-- BEGIN DATA IN THIS EXERCISE --

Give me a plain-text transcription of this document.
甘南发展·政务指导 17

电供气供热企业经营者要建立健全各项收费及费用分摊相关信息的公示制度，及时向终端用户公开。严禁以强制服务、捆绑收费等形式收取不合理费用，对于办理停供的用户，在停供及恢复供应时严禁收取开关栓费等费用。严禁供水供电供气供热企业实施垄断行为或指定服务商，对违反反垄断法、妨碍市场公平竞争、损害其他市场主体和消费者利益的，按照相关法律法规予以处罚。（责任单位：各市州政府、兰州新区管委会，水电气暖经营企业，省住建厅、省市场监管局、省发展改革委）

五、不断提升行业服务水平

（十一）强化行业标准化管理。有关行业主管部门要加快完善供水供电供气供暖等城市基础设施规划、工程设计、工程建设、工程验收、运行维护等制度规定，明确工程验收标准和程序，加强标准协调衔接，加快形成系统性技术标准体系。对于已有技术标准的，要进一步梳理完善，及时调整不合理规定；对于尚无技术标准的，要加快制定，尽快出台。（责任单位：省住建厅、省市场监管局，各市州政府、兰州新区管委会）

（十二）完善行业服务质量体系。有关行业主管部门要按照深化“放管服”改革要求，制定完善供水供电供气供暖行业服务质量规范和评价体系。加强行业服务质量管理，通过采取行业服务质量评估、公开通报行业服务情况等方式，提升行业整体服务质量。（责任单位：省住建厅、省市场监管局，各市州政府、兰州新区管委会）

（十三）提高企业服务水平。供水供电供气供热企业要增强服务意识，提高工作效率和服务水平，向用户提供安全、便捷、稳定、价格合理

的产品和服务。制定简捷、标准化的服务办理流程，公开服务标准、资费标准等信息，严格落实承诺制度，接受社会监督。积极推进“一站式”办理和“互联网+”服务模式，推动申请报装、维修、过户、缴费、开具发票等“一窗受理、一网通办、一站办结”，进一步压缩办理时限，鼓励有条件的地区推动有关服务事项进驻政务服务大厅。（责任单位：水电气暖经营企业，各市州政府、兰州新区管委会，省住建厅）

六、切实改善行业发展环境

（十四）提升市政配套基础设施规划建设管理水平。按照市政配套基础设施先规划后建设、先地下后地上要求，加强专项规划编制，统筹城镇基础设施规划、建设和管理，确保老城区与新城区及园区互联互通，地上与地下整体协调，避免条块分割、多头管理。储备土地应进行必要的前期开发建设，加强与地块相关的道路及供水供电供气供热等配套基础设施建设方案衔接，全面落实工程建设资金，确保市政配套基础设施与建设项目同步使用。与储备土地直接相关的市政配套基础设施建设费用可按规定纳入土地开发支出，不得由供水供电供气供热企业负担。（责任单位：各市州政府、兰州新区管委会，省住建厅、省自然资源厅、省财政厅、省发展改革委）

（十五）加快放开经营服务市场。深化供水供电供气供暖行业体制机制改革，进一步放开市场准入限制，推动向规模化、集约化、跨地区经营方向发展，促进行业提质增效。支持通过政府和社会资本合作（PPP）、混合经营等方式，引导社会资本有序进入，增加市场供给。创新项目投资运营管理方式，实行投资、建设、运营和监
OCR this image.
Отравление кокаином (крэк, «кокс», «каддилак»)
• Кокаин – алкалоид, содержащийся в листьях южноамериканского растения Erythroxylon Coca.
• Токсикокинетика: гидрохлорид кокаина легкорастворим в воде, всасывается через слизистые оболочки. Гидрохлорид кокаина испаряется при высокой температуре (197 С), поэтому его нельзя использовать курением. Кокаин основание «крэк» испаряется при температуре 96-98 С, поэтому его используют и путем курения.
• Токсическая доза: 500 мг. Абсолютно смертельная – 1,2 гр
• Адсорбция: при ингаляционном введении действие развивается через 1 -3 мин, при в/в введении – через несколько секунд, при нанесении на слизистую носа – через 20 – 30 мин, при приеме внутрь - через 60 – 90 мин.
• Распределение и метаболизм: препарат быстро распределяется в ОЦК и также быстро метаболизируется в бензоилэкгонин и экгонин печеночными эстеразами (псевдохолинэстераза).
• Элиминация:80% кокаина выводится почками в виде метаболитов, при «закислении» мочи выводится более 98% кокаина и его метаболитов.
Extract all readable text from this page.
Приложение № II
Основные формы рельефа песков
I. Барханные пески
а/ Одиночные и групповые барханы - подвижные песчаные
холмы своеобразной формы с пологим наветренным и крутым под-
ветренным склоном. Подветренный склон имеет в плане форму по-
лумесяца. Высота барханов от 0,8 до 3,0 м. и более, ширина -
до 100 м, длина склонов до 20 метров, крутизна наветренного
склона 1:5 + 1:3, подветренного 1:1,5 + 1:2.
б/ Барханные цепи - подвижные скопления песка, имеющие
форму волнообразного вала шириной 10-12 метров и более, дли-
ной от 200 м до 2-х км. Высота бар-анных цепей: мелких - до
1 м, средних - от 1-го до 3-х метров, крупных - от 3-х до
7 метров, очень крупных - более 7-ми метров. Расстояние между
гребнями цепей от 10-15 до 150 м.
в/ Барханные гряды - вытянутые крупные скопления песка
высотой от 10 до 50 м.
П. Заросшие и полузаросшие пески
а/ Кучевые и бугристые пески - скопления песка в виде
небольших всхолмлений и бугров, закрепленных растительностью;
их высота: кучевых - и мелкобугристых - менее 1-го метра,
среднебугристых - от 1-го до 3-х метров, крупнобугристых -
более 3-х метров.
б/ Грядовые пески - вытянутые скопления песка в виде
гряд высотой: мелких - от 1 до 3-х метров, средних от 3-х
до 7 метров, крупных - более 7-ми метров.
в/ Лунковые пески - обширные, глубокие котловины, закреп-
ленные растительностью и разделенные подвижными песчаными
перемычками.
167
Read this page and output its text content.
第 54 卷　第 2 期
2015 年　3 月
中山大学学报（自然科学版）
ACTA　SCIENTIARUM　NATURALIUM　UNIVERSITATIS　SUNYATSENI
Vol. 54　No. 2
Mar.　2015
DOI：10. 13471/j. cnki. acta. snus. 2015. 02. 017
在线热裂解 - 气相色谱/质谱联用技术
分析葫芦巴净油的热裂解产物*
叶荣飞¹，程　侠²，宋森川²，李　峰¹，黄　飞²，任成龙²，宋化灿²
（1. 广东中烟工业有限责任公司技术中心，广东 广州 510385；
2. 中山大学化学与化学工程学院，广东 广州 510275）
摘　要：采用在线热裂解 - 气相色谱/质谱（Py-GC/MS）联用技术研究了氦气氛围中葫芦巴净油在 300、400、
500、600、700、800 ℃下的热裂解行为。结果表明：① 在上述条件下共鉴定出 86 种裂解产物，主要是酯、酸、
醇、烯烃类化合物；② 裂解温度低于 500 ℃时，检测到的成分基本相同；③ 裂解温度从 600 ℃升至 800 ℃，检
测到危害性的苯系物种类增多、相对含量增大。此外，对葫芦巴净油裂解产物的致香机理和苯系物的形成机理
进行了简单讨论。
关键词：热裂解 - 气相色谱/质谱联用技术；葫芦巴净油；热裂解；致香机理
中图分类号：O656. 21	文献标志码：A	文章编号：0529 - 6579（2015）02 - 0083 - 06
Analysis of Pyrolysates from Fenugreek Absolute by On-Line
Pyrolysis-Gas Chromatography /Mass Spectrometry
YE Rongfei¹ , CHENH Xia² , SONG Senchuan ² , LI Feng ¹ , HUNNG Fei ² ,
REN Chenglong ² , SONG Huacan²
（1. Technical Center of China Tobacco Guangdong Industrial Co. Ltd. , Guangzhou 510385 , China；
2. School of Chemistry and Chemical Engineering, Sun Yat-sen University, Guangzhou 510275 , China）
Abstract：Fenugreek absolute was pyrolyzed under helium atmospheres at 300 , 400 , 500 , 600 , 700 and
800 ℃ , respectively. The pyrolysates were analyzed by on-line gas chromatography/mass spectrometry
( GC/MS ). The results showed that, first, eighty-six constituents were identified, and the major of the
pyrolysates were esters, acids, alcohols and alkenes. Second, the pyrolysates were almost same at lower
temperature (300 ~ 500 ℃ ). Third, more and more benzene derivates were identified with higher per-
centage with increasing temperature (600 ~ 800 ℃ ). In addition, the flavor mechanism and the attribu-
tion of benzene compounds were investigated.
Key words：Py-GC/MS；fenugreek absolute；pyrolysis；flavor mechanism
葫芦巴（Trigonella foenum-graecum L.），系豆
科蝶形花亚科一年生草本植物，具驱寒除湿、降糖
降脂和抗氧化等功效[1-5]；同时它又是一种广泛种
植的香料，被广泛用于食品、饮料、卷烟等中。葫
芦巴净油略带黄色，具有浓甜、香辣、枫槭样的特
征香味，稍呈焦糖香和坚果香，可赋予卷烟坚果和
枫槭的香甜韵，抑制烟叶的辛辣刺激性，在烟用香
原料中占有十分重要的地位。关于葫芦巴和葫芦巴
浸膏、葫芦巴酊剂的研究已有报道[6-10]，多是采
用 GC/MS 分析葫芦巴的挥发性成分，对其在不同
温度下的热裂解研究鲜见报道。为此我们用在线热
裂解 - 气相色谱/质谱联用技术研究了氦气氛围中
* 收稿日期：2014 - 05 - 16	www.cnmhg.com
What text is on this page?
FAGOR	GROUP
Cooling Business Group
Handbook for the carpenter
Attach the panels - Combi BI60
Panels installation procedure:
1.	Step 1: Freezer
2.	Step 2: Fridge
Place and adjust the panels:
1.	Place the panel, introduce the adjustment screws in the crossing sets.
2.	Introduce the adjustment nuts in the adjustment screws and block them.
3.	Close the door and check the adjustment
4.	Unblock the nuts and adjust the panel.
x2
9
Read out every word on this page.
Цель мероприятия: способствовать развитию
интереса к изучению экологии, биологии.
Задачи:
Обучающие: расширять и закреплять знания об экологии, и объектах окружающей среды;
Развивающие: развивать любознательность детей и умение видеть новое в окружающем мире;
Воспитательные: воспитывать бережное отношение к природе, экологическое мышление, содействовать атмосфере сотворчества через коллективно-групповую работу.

-- END DATA IN THIS EXERCISE --

» **SHORT EXERCISE**:
Give the number of lines in the listing above that hold the string "песка", with nothing else.

» **CORRECT RESULT**:
4